Dataset items –
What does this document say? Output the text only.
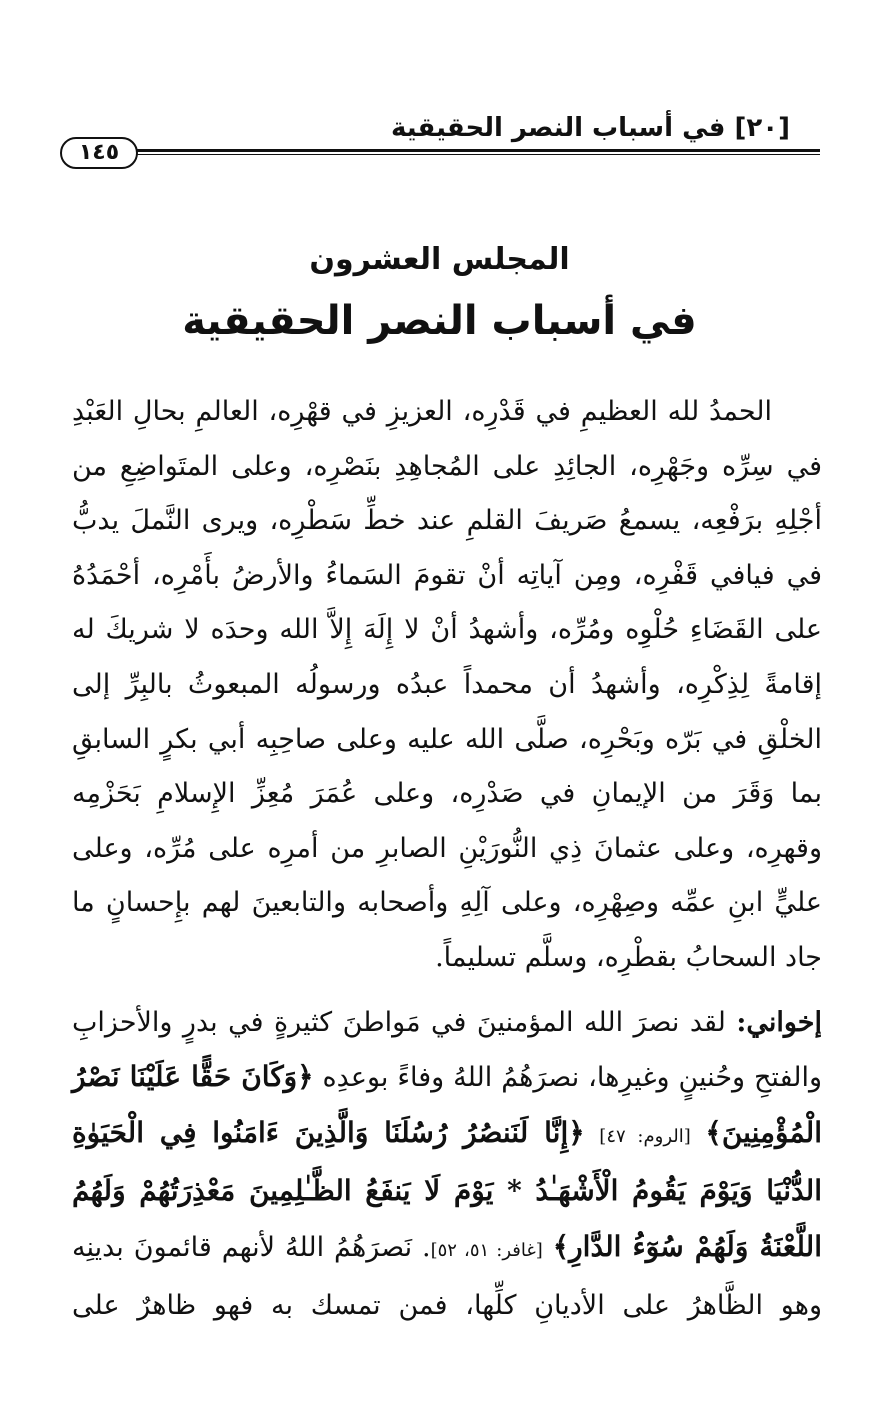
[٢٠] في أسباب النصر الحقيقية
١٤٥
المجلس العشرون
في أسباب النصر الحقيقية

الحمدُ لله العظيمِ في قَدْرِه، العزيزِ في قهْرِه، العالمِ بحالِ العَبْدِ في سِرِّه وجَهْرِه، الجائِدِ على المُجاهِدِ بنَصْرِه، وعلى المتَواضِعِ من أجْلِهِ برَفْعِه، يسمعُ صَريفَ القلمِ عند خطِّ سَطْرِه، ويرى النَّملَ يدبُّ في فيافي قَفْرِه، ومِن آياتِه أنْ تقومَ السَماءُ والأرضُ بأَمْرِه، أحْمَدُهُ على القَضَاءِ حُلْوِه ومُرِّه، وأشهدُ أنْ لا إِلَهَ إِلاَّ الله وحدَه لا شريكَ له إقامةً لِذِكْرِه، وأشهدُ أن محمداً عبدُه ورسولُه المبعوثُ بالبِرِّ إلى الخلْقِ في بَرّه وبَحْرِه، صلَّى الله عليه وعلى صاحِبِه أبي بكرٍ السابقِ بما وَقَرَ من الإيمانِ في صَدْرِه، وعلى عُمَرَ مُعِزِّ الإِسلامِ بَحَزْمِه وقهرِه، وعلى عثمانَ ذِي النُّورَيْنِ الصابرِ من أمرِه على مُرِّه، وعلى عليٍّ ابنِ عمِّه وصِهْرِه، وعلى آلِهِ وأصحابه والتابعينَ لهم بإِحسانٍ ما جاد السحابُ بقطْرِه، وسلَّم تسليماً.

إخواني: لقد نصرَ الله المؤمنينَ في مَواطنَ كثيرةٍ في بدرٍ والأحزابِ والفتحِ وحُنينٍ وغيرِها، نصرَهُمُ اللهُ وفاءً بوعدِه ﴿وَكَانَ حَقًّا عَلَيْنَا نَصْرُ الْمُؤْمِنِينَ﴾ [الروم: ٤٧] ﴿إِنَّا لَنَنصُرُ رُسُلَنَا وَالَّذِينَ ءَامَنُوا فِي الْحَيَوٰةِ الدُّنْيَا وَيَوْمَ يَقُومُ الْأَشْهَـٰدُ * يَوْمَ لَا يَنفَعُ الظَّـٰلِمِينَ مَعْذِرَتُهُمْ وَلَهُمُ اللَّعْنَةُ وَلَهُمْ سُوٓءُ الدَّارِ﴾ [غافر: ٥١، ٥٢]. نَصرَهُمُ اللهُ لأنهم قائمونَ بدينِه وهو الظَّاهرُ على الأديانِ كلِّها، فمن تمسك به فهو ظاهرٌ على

* * *

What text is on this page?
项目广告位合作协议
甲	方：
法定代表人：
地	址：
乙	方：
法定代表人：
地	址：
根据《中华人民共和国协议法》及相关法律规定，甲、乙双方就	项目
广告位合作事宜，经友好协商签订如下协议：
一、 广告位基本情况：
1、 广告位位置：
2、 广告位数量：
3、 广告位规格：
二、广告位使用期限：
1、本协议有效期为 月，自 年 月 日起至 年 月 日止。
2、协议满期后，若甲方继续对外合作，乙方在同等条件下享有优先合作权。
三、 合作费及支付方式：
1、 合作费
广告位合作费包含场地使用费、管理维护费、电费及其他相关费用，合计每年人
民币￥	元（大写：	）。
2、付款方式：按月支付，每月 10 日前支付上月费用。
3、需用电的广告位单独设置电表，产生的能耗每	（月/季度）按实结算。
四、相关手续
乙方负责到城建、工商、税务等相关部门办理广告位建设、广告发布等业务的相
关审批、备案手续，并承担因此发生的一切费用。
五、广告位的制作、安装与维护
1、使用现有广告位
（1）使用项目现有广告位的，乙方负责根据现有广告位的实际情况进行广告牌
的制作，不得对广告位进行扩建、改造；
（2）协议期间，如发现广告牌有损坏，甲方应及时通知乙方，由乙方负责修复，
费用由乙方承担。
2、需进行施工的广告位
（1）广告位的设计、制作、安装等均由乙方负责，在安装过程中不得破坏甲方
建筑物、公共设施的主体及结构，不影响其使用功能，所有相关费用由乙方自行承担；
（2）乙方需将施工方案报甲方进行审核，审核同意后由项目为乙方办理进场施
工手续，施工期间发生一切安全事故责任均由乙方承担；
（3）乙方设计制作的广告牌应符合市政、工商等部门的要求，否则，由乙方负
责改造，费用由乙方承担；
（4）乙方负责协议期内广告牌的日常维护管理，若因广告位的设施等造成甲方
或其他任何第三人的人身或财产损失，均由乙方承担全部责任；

What is asked –
Using the material above, gather every line that includes "this".

Solution –
What does this document say? Output the text only.
What text is on this page?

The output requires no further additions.